* STATED EXERCISE: Copy out every record precisely.

Data entries:
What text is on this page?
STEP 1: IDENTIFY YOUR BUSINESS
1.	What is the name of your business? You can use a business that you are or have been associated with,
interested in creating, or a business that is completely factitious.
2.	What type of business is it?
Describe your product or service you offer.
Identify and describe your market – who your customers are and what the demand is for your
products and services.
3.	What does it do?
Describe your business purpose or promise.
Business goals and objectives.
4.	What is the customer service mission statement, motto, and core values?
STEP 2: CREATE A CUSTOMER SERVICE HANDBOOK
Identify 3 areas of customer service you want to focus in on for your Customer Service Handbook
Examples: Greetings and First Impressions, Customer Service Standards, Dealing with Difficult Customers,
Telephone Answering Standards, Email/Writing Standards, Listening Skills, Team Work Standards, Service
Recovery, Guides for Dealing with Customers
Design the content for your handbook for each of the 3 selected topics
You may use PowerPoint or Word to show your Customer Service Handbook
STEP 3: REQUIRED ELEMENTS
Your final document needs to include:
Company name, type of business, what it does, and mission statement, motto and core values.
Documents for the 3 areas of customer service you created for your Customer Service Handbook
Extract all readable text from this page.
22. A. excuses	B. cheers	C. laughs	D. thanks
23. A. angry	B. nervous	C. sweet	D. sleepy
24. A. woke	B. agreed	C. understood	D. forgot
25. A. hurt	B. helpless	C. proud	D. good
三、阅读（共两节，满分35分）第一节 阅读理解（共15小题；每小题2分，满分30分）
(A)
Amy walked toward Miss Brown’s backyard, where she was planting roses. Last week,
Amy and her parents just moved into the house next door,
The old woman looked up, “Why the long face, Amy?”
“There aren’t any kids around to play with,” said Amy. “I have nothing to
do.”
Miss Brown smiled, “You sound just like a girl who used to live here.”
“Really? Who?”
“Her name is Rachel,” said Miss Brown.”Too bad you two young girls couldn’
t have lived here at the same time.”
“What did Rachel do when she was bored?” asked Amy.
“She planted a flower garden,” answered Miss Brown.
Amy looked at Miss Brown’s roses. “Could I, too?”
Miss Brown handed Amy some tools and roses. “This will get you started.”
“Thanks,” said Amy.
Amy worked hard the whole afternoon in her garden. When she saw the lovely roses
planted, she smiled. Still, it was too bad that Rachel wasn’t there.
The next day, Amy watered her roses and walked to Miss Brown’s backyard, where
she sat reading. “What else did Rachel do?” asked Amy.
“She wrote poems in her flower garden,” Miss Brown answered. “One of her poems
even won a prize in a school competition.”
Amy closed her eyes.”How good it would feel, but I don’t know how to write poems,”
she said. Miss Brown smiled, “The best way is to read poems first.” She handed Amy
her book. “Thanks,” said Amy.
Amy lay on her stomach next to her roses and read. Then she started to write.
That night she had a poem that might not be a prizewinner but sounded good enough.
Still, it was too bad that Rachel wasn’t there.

* WRITTEN REPLY:
What text is on this page?
STEP 1: IDENTIFY YOUR BUSINESS
1.	What is the name of your business? You can use a business that you are or have been associated with,
interested in creating, or a business that is completely factitious.
2.	What type of business is it?
Describe your product or service you offer.
Identify and describe your market – who your customers are and what the demand is for your
products and services.
3.	What does it do?
Describe your business purpose or promise.
Business goals and objectives.
4.	What is the customer service mission statement, motto, and core values?
STEP 2: CREATE A CUSTOMER SERVICE HANDBOOK
Identify 3 areas of customer service you want to focus in on for your Customer Service Handbook
Examples: Greetings and First Impressions, Customer Service Standards, Dealing with Difficult Customers,
Telephone Answering Standards, Email/Writing Standards, Listening Skills, Team Work Standards, Service
Recovery, Guides for Dealing with Customers
Design the content for your handbook for each of the 3 selected topics
You may use PowerPoint or Word to show your Customer Service Handbook
STEP 3: REQUIRED ELEMENTS
Your final document needs to include:
Company name, type of business, what it does, and mission statement, motto and core values.
Documents for the 3 areas of customer service you created for your Customer Service Handbook
Extract all readable text from this page.
22. A. excuses	B. cheers	C. laughs	D. thanks
23. A. angry	B. nervous	C. sweet	D. sleepy
24. A. woke	B. agreed	C. understood	D. forgot
25. A. hurt	B. helpless	C. proud	D. good
三、阅读（共两节，满分35分）第一节 阅读理解（共15小题；每小题2分，满分30分）
(A)
Amy walked toward Miss Brown’s backyard, where she was planting roses. Last week,
Amy and her parents just moved into the house next door,
The old woman looked up, “Why the long face, Amy?”
“There aren’t any kids around to play with,” said Amy. “I have nothing to
do.”
Miss Brown smiled, “You sound just like a girl who used to live here.”
“Really? Who?”
“Her name is Rachel,” said Miss Brown.”Too bad you two young girls couldn’
t have lived here at the same time.”
“What did Rachel do when she was bored?” asked Amy.
“She planted a flower garden,” answered Miss Brown.
Amy looked at Miss Brown’s roses. “Could I, too?”
Miss Brown handed Amy some tools and roses. “This will get you started.”
“Thanks,” said Amy.
Amy worked hard the whole afternoon in her garden. When she saw the lovely roses
planted, she smiled. Still, it was too bad that Rachel wasn’t there.
The next day, Amy watered her roses and walked to Miss Brown’s backyard, where
she sat reading. “What else did Rachel do?” asked Amy.
“She wrote poems in her flower garden,” Miss Brown answered. “One of her poems
even won a prize in a school competition.”
Amy closed her eyes.”How good it would feel, but I don’t know how to write poems,”
she said. Miss Brown smiled, “The best way is to read poems first.” She handed Amy
her book. “Thanks,” said Amy.
Amy lay on her stomach next to her roses and read. Then she started to write.
That night she had a poem that might not be a prizewinner but sounded good enough.
Still, it was too bad that Rachel wasn’t there.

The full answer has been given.